:: Records shown ::

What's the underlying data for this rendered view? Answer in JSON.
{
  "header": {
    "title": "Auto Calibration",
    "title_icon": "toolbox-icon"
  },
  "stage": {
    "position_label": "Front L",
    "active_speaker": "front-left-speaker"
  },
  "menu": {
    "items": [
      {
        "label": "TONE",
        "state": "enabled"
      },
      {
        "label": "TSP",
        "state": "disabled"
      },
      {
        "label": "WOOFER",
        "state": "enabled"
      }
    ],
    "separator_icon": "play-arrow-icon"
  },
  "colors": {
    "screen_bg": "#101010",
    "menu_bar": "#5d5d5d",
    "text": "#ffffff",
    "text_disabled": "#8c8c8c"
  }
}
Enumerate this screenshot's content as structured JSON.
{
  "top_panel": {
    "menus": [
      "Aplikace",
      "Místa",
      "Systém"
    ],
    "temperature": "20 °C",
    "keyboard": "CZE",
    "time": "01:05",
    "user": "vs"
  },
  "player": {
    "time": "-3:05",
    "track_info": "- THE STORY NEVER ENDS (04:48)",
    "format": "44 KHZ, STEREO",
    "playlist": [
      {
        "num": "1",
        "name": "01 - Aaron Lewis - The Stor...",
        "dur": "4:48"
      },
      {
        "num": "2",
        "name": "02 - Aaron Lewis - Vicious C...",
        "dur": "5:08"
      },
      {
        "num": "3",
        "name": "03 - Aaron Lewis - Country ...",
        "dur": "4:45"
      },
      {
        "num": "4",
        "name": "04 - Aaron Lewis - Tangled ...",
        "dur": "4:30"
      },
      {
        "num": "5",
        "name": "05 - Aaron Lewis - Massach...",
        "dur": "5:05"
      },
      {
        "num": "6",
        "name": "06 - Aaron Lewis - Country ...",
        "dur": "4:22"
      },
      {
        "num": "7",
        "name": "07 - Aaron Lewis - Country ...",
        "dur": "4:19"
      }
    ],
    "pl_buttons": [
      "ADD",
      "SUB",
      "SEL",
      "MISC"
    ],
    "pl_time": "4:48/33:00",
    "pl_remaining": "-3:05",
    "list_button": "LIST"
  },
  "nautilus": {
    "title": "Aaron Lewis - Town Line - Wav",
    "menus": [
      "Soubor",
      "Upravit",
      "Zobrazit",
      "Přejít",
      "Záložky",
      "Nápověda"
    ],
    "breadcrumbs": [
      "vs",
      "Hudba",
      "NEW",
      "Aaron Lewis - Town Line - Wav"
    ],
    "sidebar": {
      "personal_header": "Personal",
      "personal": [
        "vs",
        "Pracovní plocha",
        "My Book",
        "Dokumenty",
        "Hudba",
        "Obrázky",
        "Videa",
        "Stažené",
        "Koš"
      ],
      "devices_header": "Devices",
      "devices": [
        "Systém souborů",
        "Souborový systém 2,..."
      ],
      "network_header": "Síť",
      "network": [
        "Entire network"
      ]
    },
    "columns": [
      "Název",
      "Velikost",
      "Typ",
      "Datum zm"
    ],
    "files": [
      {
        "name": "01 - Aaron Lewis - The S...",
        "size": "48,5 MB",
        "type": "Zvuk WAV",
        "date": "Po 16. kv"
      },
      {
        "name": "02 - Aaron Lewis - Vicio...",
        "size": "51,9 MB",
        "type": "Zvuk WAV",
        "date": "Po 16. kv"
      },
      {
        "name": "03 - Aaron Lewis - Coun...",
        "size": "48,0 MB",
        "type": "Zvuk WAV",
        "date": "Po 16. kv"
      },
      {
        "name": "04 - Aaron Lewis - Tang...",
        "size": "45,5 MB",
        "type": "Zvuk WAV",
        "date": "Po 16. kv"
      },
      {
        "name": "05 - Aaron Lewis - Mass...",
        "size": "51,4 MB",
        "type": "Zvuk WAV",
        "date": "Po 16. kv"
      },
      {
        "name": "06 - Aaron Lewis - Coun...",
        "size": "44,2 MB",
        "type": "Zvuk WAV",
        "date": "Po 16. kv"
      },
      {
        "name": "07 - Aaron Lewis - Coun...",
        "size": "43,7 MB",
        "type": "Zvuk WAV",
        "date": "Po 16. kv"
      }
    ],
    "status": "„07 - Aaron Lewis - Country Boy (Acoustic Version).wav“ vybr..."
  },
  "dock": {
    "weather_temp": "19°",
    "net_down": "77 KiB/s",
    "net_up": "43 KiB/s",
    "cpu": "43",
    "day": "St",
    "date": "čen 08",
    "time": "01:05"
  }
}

:::

— Aim of the exercise —
Make an exact copy of the listing, including every line.

— Completed exercise —
What's the underlying data for this rendered view? Answer in JSON.
{
  "header": {
    "title": "Auto Calibration",
    "title_icon": "toolbox-icon"
  },
  "stage": {
    "position_label": "Front L",
    "active_speaker": "front-left-speaker"
  },
  "menu": {
    "items": [
      {
        "label": "TONE",
        "state": "enabled"
      },
      {
        "label": "TSP",
        "state": "disabled"
      },
      {
        "label": "WOOFER",
        "state": "enabled"
      }
    ],
    "separator_icon": "play-arrow-icon"
  },
  "colors": {
    "screen_bg": "#101010",
    "menu_bar": "#5d5d5d",
    "text": "#ffffff",
    "text_disabled": "#8c8c8c"
  }
}
Enumerate this screenshot's content as structured JSON.
{
  "top_panel": {
    "menus": [
      "Aplikace",
      "Místa",
      "Systém"
    ],
    "temperature": "20 °C",
    "keyboard": "CZE",
    "time": "01:05",
    "user": "vs"
  },
  "player": {
    "time": "-3:05",
    "track_info": "- THE STORY NEVER ENDS (04:48)",
    "format": "44 KHZ, STEREO",
    "playlist": [
      {
        "num": "1",
        "name": "01 - Aaron Lewis - The Stor...",
        "dur": "4:48"
      },
      {
        "num": "2",
        "name": "02 - Aaron Lewis - Vicious C...",
        "dur": "5:08"
      },
      {
        "num": "3",
        "name": "03 - Aaron Lewis - Country ...",
        "dur": "4:45"
      },
      {
        "num": "4",
        "name": "04 - Aaron Lewis - Tangled ...",
        "dur": "4:30"
      },
      {
        "num": "5",
        "name": "05 - Aaron Lewis - Massach...",
        "dur": "5:05"
      },
      {
        "num": "6",
        "name": "06 - Aaron Lewis - Country ...",
        "dur": "4:22"
      },
      {
        "num": "7",
        "name": "07 - Aaron Lewis - Country ...",
        "dur": "4:19"
      }
    ],
    "pl_buttons": [
      "ADD",
      "SUB",
      "SEL",
      "MISC"
    ],
    "pl_time": "4:48/33:00",
    "pl_remaining": "-3:05",
    "list_button": "LIST"
  },
  "nautilus": {
    "title": "Aaron Lewis - Town Line - Wav",
    "menus": [
      "Soubor",
      "Upravit",
      "Zobrazit",
      "Přejít",
      "Záložky",
      "Nápověda"
    ],
    "breadcrumbs": [
      "vs",
      "Hudba",
      "NEW",
      "Aaron Lewis - Town Line - Wav"
    ],
    "sidebar": {
      "personal_header": "Personal",
      "personal": [
        "vs",
        "Pracovní plocha",
        "My Book",
        "Dokumenty",
        "Hudba",
        "Obrázky",
        "Videa",
        "Stažené",
        "Koš"
      ],
      "devices_header": "Devices",
      "devices": [
        "Systém souborů",
        "Souborový systém 2,..."
      ],
      "network_header": "Síť",
      "network": [
        "Entire network"
      ]
    },
    "columns": [
      "Název",
      "Velikost",
      "Typ",
      "Datum zm"
    ],
    "files": [
      {
        "name": "01 - Aaron Lewis - The S...",
        "size": "48,5 MB",
        "type": "Zvuk WAV",
        "date": "Po 16. kv"
      },
      {
        "name": "02 - Aaron Lewis - Vicio...",
        "size": "51,9 MB",
        "type": "Zvuk WAV",
        "date": "Po 16. kv"
      },
      {
        "name": "03 - Aaron Lewis - Coun...",
        "size": "48,0 MB",
        "type": "Zvuk WAV",
        "date": "Po 16. kv"
      },
      {
        "name": "04 - Aaron Lewis - Tang...",
        "size": "45,5 MB",
        "type": "Zvuk WAV",
        "date": "Po 16. kv"
      },
      {
        "name": "05 - Aaron Lewis - Mass...",
        "size": "51,4 MB",
        "type": "Zvuk WAV",
        "date": "Po 16. kv"
      },
      {
        "name": "06 - Aaron Lewis - Coun...",
        "size": "44,2 MB",
        "type": "Zvuk WAV",
        "date": "Po 16. kv"
      },
      {
        "name": "07 - Aaron Lewis - Coun...",
        "size": "43,7 MB",
        "type": "Zvuk WAV",
        "date": "Po 16. kv"
      }
    ],
    "status": "„07 - Aaron Lewis - Country Boy (Acoustic Version).wav“ vybr..."
  },
  "dock": {
    "weather_temp": "19°",
    "net_down": "77 KiB/s",
    "net_up": "43 KiB/s",
    "cpu": "43",
    "day": "St",
    "date": "čen 08",
    "time": "01:05"
  }
}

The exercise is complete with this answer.